> _Work instructions_
Rewrite the material from its first line through the line containing "- colorbar-swatch: [1289, 663, 1331, 722]", changing each "colorbar-label" to "legend-label". Leave everything else unchanged.

> _The data_
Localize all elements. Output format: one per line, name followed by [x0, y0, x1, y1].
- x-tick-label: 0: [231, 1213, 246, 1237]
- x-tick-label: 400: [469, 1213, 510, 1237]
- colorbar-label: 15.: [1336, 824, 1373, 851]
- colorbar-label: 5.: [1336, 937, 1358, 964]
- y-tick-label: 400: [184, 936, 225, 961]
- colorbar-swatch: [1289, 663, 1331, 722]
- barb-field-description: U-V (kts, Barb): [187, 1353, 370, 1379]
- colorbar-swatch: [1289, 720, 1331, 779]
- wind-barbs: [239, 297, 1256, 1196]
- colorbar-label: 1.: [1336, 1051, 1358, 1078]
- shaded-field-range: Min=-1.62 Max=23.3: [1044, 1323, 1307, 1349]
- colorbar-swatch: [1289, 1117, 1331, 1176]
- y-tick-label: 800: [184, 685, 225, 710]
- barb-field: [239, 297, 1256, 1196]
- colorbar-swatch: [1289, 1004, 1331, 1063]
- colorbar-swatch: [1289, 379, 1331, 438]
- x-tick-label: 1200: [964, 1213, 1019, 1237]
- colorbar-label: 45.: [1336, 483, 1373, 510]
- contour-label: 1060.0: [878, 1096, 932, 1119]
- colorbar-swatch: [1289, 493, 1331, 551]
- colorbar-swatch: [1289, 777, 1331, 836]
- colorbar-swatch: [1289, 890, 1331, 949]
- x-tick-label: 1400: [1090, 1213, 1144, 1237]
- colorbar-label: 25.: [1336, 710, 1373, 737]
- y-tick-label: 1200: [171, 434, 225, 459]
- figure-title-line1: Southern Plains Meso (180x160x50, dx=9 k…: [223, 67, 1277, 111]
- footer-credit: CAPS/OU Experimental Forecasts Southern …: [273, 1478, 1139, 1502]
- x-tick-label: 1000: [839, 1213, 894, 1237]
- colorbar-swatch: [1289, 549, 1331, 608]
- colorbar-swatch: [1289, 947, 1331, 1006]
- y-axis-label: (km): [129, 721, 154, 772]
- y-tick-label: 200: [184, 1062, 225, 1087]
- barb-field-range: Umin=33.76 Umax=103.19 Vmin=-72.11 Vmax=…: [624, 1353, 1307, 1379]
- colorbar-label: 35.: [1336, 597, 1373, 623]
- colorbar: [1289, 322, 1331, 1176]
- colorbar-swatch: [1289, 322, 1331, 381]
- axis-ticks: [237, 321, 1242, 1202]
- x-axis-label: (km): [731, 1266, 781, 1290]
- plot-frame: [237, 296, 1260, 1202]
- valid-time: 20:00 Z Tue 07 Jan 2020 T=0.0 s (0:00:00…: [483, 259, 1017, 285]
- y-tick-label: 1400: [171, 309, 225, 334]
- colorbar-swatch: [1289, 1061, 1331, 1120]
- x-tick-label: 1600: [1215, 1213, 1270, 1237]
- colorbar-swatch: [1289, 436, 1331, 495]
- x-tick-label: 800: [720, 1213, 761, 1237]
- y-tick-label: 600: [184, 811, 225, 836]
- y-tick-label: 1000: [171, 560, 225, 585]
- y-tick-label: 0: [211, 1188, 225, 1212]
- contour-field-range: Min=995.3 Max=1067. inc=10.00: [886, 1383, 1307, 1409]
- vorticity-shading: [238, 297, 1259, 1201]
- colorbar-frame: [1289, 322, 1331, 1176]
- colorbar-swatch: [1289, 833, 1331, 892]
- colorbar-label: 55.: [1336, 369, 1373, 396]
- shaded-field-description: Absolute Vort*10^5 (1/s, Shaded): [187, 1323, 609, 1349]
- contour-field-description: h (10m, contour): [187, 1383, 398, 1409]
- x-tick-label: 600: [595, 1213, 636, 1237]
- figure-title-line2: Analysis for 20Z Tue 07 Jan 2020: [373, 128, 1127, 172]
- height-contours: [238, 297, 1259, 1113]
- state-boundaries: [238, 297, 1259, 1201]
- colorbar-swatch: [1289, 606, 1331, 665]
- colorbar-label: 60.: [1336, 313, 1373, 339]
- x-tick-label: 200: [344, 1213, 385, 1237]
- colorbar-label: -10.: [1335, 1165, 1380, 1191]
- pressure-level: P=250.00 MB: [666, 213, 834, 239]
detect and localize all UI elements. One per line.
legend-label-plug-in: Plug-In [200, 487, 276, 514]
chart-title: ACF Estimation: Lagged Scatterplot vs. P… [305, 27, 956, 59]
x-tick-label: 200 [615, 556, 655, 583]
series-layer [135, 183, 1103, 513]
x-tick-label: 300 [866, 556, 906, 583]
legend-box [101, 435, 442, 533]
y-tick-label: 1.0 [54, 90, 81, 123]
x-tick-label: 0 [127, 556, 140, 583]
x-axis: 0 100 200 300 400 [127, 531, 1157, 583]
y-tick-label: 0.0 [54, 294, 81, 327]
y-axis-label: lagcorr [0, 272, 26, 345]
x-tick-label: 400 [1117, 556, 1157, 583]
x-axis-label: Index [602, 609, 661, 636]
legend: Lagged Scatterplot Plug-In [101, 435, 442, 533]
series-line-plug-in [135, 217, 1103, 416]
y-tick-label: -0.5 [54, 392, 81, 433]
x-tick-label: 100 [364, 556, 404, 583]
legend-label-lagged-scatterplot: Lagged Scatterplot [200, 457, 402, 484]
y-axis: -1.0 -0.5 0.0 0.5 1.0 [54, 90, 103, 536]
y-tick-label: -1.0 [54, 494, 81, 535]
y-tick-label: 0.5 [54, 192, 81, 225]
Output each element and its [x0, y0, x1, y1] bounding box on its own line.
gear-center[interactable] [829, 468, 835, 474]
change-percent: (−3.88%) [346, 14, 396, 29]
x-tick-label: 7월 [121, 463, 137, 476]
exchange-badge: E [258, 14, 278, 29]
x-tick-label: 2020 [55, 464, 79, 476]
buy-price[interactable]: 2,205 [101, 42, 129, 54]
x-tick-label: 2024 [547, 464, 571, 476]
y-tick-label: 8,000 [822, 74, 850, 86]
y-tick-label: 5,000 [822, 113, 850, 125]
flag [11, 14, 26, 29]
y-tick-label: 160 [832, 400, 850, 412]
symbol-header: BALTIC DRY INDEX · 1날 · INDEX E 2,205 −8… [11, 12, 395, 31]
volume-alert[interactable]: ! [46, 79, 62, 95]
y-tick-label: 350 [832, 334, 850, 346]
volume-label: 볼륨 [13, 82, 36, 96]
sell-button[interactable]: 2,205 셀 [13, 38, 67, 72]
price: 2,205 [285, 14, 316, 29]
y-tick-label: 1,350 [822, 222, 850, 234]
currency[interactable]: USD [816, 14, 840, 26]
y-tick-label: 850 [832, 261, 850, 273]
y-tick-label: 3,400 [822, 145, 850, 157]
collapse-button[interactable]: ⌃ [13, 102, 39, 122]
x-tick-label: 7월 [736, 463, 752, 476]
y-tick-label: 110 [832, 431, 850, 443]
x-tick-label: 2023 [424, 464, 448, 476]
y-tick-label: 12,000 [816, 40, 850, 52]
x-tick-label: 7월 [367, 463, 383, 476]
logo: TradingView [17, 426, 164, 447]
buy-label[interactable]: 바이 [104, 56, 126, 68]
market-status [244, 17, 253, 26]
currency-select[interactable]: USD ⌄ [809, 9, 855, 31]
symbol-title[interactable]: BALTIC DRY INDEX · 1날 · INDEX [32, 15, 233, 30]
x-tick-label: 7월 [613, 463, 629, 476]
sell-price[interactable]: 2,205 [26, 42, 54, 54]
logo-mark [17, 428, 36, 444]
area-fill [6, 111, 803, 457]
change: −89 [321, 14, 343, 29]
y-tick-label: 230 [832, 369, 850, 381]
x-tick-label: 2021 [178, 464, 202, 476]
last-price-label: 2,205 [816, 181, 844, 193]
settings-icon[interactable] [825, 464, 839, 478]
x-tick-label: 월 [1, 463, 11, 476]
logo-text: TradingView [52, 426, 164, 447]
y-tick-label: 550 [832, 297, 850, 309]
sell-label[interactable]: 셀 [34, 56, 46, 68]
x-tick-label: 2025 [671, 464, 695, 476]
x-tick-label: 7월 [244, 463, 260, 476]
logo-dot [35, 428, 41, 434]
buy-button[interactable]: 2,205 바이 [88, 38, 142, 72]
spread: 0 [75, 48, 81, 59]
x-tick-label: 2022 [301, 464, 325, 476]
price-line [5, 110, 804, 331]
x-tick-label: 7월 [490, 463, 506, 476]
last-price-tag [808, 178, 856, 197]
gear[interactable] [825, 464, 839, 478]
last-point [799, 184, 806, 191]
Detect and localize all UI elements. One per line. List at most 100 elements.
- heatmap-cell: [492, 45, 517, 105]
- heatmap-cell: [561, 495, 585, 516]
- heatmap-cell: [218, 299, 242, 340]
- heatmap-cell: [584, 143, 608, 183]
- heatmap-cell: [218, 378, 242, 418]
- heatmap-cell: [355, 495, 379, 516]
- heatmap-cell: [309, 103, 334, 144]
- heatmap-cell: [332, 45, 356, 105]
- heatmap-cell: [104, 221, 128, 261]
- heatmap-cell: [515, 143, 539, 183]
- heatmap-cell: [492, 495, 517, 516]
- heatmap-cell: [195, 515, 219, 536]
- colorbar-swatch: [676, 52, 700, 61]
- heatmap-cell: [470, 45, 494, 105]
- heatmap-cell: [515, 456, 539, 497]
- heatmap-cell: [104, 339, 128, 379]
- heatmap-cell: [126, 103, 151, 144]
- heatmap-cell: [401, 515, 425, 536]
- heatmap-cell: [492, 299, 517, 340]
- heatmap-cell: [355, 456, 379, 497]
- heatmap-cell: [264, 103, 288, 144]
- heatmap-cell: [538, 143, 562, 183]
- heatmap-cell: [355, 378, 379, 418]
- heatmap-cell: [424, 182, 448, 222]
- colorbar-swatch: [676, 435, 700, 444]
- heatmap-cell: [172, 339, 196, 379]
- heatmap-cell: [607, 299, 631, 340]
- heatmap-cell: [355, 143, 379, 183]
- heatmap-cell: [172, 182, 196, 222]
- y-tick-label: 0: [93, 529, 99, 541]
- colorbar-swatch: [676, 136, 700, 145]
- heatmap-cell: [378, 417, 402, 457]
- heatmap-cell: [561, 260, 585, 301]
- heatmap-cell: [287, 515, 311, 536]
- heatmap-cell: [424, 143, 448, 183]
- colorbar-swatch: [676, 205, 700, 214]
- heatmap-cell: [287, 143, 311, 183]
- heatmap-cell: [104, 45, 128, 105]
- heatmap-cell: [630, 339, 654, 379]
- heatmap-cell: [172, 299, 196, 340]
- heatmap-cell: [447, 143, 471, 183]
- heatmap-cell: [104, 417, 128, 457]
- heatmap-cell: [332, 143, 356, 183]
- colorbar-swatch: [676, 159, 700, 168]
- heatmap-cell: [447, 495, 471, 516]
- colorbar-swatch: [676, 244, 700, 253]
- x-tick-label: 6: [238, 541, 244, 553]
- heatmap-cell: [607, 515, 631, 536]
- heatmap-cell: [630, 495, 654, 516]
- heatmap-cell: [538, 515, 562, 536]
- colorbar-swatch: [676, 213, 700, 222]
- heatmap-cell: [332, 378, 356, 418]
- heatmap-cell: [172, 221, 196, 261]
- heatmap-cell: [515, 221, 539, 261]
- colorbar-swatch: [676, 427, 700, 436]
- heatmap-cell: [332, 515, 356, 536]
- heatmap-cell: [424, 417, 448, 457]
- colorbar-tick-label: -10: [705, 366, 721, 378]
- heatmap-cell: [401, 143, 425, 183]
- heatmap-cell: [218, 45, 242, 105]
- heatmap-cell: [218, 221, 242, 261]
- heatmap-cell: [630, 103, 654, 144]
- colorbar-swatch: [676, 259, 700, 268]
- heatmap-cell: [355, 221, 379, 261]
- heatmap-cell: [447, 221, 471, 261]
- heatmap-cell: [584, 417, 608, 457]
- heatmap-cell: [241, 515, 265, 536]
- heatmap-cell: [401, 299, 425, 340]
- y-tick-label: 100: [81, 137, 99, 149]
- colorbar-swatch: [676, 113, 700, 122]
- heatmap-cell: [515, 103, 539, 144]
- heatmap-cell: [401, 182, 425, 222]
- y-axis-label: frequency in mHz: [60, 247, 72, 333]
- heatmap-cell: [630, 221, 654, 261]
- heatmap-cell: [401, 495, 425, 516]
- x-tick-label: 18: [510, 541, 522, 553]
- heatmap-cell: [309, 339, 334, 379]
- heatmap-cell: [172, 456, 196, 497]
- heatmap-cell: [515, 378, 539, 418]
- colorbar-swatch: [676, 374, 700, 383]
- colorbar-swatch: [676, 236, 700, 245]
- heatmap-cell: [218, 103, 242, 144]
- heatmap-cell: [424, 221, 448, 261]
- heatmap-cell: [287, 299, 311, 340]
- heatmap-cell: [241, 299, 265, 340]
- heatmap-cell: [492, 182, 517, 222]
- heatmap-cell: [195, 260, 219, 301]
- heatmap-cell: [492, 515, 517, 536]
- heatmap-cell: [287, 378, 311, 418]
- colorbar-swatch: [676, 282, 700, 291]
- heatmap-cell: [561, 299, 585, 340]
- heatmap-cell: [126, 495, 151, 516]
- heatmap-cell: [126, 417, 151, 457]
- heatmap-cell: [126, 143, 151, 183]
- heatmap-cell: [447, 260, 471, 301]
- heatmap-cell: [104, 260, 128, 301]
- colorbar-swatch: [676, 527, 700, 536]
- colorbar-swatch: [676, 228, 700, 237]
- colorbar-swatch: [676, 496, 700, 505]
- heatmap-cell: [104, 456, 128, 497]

> _Worked answer_
Localize all elements. Output format: one per line, name followed by [x0, y0, x1, y1].
- x-tick-label: 0: [231, 1213, 246, 1237]
- x-tick-label: 400: [469, 1213, 510, 1237]
- legend-label: 15.: [1336, 824, 1373, 851]
- legend-label: 5.: [1336, 937, 1358, 964]
- y-tick-label: 400: [184, 936, 225, 961]
- colorbar-swatch: [1289, 663, 1331, 722]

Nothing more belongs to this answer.